▶ Task brief
Without the pictures, copy the entries below word for word.

▶ Dataset excerpts
-- start --
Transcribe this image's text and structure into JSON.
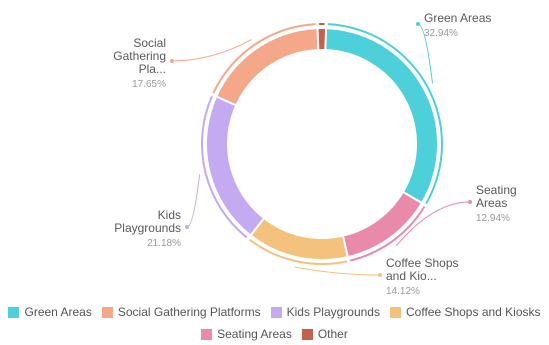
{
  "chart_data": {
    "type": "pie",
    "variant": "donut",
    "title": "",
    "legend_position": "bottom",
    "slices": [
      {
        "name": "Green Areas",
        "value": 32.94,
        "color": "#4dd0d9",
        "label_lines": [
          "Green Areas"
        ],
        "percent_text": "32.94%"
      },
      {
        "name": "Seating Areas",
        "value": 12.94,
        "color": "#e98aaa",
        "label_lines": [
          "Seating",
          "Areas"
        ],
        "percent_text": "12.94%"
      },
      {
        "name": "Coffee Shops and Kiosks",
        "value": 14.12,
        "color": "#f5c27e",
        "label_lines": [
          "Coffee Shops",
          "and Kio..."
        ],
        "percent_text": "14.12%"
      },
      {
        "name": "Kids Playgrounds",
        "value": 21.18,
        "color": "#c4aaf0",
        "label_lines": [
          "Kids",
          "Playgrounds"
        ],
        "percent_text": "21.18%"
      },
      {
        "name": "Social Gathering Platforms",
        "value": 17.65,
        "color": "#f5a78a",
        "label_lines": [
          "Social",
          "Gathering",
          "Pla..."
        ],
        "percent_text": "17.65%"
      },
      {
        "name": "Other",
        "value": 1.17,
        "color": "#c4604c",
        "label_lines": [],
        "percent_text": ""
      }
    ]
  },
  "legend": {
    "row1": [
      {
        "name": "Green Areas",
        "color": "#4dd0d9"
      },
      {
        "name": "Social Gathering Platforms",
        "color": "#f5a78a"
      },
      {
        "name": "Kids Playgrounds",
        "color": "#c4aaf0"
      },
      {
        "name": "Coffee Shops and Kiosks",
        "color": "#f5c27e"
      }
    ],
    "row2": [
      {
        "name": "Seating Areas",
        "color": "#e98aaa"
      },
      {
        "name": "Other",
        "color": "#c4604c"
      }
    ]
  }
}
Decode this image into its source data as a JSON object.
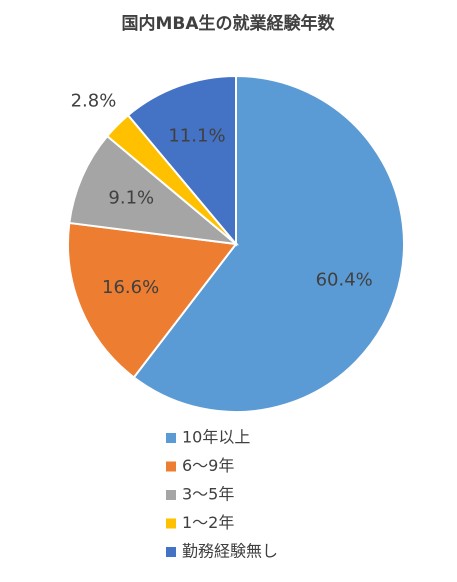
{
  "chart_data": {
    "type": "pie",
    "title": "国内MBA生の就業経験年数",
    "categories": [
      "10年以上",
      "6～9年",
      "3～5年",
      "1～2年",
      "勤務経験無し"
    ],
    "values": [
      60.4,
      16.6,
      9.1,
      2.8,
      11.1
    ],
    "value_labels": [
      "60.4%",
      "16.6%",
      "9.1%",
      "2.8%",
      "11.1%"
    ],
    "colors": [
      "#5b9bd5",
      "#ed7d31",
      "#a5a5a5",
      "#ffc000",
      "#4472c4"
    ],
    "legend": "bottom"
  }
}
-- end --
▶ Solution to the problem
Transcribe this image's text and structure into JSON.
{
  "chart_data": {
    "type": "pie",
    "variant": "donut",
    "title": "",
    "legend_position": "bottom",
    "slices": [
      {
        "name": "Green Areas",
        "value": 32.94,
        "color": "#4dd0d9",
        "label_lines": [
          "Green Areas"
        ],
        "percent_text": "32.94%"
      },
      {
        "name": "Seating Areas",
        "value": 12.94,
        "color": "#e98aaa",
        "label_lines": [
          "Seating",
          "Areas"
        ],
        "percent_text": "12.94%"
      },
      {
        "name": "Coffee Shops and Kiosks",
        "value": 14.12,
        "color": "#f5c27e",
        "label_lines": [
          "Coffee Shops",
          "and Kio..."
        ],
        "percent_text": "14.12%"
      },
      {
        "name": "Kids Playgrounds",
        "value": 21.18,
        "color": "#c4aaf0",
        "label_lines": [
          "Kids",
          "Playgrounds"
        ],
        "percent_text": "21.18%"
      },
      {
        "name": "Social Gathering Platforms",
        "value": 17.65,
        "color": "#f5a78a",
        "label_lines": [
          "Social",
          "Gathering",
          "Pla..."
        ],
        "percent_text": "17.65%"
      },
      {
        "name": "Other",
        "value": 1.17,
        "color": "#c4604c",
        "label_lines": [],
        "percent_text": ""
      }
    ]
  },
  "legend": {
    "row1": [
      {
        "name": "Green Areas",
        "color": "#4dd0d9"
      },
      {
        "name": "Social Gathering Platforms",
        "color": "#f5a78a"
      },
      {
        "name": "Kids Playgrounds",
        "color": "#c4aaf0"
      },
      {
        "name": "Coffee Shops and Kiosks",
        "color": "#f5c27e"
      }
    ],
    "row2": [
      {
        "name": "Seating Areas",
        "color": "#e98aaa"
      },
      {
        "name": "Other",
        "color": "#c4604c"
      }
    ]
  }
}
Decode this image into its source data as a JSON object.
{
  "chart_data": {
    "type": "pie",
    "title": "国内MBA生の就業経験年数",
    "categories": [
      "10年以上",
      "6～9年",
      "3～5年",
      "1～2年",
      "勤務経験無し"
    ],
    "values": [
      60.4,
      16.6,
      9.1,
      2.8,
      11.1
    ],
    "value_labels": [
      "60.4%",
      "16.6%",
      "9.1%",
      "2.8%",
      "11.1%"
    ],
    "colors": [
      "#5b9bd5",
      "#ed7d31",
      "#a5a5a5",
      "#ffc000",
      "#4472c4"
    ],
    "legend": "bottom"
  }
}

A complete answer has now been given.